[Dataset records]
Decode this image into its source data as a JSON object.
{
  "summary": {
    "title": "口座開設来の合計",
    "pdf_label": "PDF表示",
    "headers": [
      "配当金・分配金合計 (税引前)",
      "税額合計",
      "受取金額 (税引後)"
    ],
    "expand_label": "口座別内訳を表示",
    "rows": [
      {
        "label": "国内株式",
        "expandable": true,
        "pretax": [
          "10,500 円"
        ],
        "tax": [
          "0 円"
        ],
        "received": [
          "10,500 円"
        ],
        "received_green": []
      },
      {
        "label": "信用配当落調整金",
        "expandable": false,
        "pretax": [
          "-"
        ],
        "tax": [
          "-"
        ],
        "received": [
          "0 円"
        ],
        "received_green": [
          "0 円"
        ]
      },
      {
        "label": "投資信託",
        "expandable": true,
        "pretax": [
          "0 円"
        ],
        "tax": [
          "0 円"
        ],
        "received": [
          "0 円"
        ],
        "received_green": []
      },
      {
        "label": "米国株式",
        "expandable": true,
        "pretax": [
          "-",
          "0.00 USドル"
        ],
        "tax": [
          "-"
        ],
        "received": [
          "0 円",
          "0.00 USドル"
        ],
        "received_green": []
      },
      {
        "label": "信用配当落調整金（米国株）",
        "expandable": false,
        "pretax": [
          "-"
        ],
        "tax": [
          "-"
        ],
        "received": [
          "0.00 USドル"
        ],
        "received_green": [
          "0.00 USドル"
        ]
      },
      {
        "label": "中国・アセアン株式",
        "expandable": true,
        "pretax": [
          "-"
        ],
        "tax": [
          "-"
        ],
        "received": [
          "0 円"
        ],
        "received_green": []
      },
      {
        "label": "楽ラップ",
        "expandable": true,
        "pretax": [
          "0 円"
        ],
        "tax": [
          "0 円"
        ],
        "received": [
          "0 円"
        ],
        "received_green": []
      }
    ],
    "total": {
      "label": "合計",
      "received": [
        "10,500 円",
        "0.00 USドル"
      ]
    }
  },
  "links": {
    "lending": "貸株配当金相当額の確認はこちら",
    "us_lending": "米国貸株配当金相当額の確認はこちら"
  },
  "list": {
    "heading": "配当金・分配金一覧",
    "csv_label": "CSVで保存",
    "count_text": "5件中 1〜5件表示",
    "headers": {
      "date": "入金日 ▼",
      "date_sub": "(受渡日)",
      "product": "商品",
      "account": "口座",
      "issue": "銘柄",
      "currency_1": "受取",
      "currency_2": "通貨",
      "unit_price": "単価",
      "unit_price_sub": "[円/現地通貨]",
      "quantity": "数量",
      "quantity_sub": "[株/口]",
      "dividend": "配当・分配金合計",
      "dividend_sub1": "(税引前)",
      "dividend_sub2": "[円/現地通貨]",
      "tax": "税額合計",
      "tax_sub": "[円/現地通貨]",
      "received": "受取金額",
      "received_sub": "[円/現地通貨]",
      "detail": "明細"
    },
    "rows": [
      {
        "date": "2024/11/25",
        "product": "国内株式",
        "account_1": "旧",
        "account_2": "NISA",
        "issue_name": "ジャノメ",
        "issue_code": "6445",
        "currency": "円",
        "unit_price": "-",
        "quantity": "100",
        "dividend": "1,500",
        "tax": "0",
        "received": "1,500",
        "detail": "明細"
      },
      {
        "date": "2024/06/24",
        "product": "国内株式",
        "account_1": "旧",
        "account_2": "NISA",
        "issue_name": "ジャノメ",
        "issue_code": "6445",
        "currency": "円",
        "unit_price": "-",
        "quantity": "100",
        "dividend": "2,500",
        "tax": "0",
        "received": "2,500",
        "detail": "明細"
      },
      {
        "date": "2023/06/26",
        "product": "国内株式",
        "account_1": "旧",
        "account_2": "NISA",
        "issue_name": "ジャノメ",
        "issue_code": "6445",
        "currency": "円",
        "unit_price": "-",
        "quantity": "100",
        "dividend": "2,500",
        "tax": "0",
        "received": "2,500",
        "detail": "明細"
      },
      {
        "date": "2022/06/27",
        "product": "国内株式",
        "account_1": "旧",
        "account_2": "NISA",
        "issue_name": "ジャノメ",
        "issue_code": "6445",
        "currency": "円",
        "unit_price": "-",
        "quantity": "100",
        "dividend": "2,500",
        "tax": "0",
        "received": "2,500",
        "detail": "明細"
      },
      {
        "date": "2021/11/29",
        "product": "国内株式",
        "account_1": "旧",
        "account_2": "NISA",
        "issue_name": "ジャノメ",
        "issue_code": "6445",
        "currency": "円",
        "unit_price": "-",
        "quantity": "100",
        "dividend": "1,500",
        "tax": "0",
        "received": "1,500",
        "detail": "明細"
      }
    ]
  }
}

What you have to do: Please restate the data word for word, every record included.

The output:
Decode this image into its source data as a JSON object.
{
  "summary": {
    "title": "口座開設来の合計",
    "pdf_label": "PDF表示",
    "headers": [
      "配当金・分配金合計 (税引前)",
      "税額合計",
      "受取金額 (税引後)"
    ],
    "expand_label": "口座別内訳を表示",
    "rows": [
      {
        "label": "国内株式",
        "expandable": true,
        "pretax": [
          "10,500 円"
        ],
        "tax": [
          "0 円"
        ],
        "received": [
          "10,500 円"
        ],
        "received_green": []
      },
      {
        "label": "信用配当落調整金",
        "expandable": false,
        "pretax": [
          "-"
        ],
        "tax": [
          "-"
        ],
        "received": [
          "0 円"
        ],
        "received_green": [
          "0 円"
        ]
      },
      {
        "label": "投資信託",
        "expandable": true,
        "pretax": [
          "0 円"
        ],
        "tax": [
          "0 円"
        ],
        "received": [
          "0 円"
        ],
        "received_green": []
      },
      {
        "label": "米国株式",
        "expandable": true,
        "pretax": [
          "-",
          "0.00 USドル"
        ],
        "tax": [
          "-"
        ],
        "received": [
          "0 円",
          "0.00 USドル"
        ],
        "received_green": []
      },
      {
        "label": "信用配当落調整金（米国株）",
        "expandable": false,
        "pretax": [
          "-"
        ],
        "tax": [
          "-"
        ],
        "received": [
          "0.00 USドル"
        ],
        "received_green": [
          "0.00 USドル"
        ]
      },
      {
        "label": "中国・アセアン株式",
        "expandable": true,
        "pretax": [
          "-"
        ],
        "tax": [
          "-"
        ],
        "received": [
          "0 円"
        ],
        "received_green": []
      },
      {
        "label": "楽ラップ",
        "expandable": true,
        "pretax": [
          "0 円"
        ],
        "tax": [
          "0 円"
        ],
        "received": [
          "0 円"
        ],
        "received_green": []
      }
    ],
    "total": {
      "label": "合計",
      "received": [
        "10,500 円",
        "0.00 USドル"
      ]
    }
  },
  "links": {
    "lending": "貸株配当金相当額の確認はこちら",
    "us_lending": "米国貸株配当金相当額の確認はこちら"
  },
  "list": {
    "heading": "配当金・分配金一覧",
    "csv_label": "CSVで保存",
    "count_text": "5件中 1〜5件表示",
    "headers": {
      "date": "入金日 ▼",
      "date_sub": "(受渡日)",
      "product": "商品",
      "account": "口座",
      "issue": "銘柄",
      "currency_1": "受取",
      "currency_2": "通貨",
      "unit_price": "単価",
      "unit_price_sub": "[円/現地通貨]",
      "quantity": "数量",
      "quantity_sub": "[株/口]",
      "dividend": "配当・分配金合計",
      "dividend_sub1": "(税引前)",
      "dividend_sub2": "[円/現地通貨]",
      "tax": "税額合計",
      "tax_sub": "[円/現地通貨]",
      "received": "受取金額",
      "received_sub": "[円/現地通貨]",
      "detail": "明細"
    },
    "rows": [
      {
        "date": "2024/11/25",
        "product": "国内株式",
        "account_1": "旧",
        "account_2": "NISA",
        "issue_name": "ジャノメ",
        "issue_code": "6445",
        "currency": "円",
        "unit_price": "-",
        "quantity": "100",
        "dividend": "1,500",
        "tax": "0",
        "received": "1,500",
        "detail": "明細"
      },
      {
        "date": "2024/06/24",
        "product": "国内株式",
        "account_1": "旧",
        "account_2": "NISA",
        "issue_name": "ジャノメ",
        "issue_code": "6445",
        "currency": "円",
        "unit_price": "-",
        "quantity": "100",
        "dividend": "2,500",
        "tax": "0",
        "received": "2,500",
        "detail": "明細"
      },
      {
        "date": "2023/06/26",
        "product": "国内株式",
        "account_1": "旧",
        "account_2": "NISA",
        "issue_name": "ジャノメ",
        "issue_code": "6445",
        "currency": "円",
        "unit_price": "-",
        "quantity": "100",
        "dividend": "2,500",
        "tax": "0",
        "received": "2,500",
        "detail": "明細"
      },
      {
        "date": "2022/06/27",
        "product": "国内株式",
        "account_1": "旧",
        "account_2": "NISA",
        "issue_name": "ジャノメ",
        "issue_code": "6445",
        "currency": "円",
        "unit_price": "-",
        "quantity": "100",
        "dividend": "2,500",
        "tax": "0",
        "received": "2,500",
        "detail": "明細"
      },
      {
        "date": "2021/11/29",
        "product": "国内株式",
        "account_1": "旧",
        "account_2": "NISA",
        "issue_name": "ジャノメ",
        "issue_code": "6445",
        "currency": "円",
        "unit_price": "-",
        "quantity": "100",
        "dividend": "1,500",
        "tax": "0",
        "received": "1,500",
        "detail": "明細"
      }
    ]
  }
}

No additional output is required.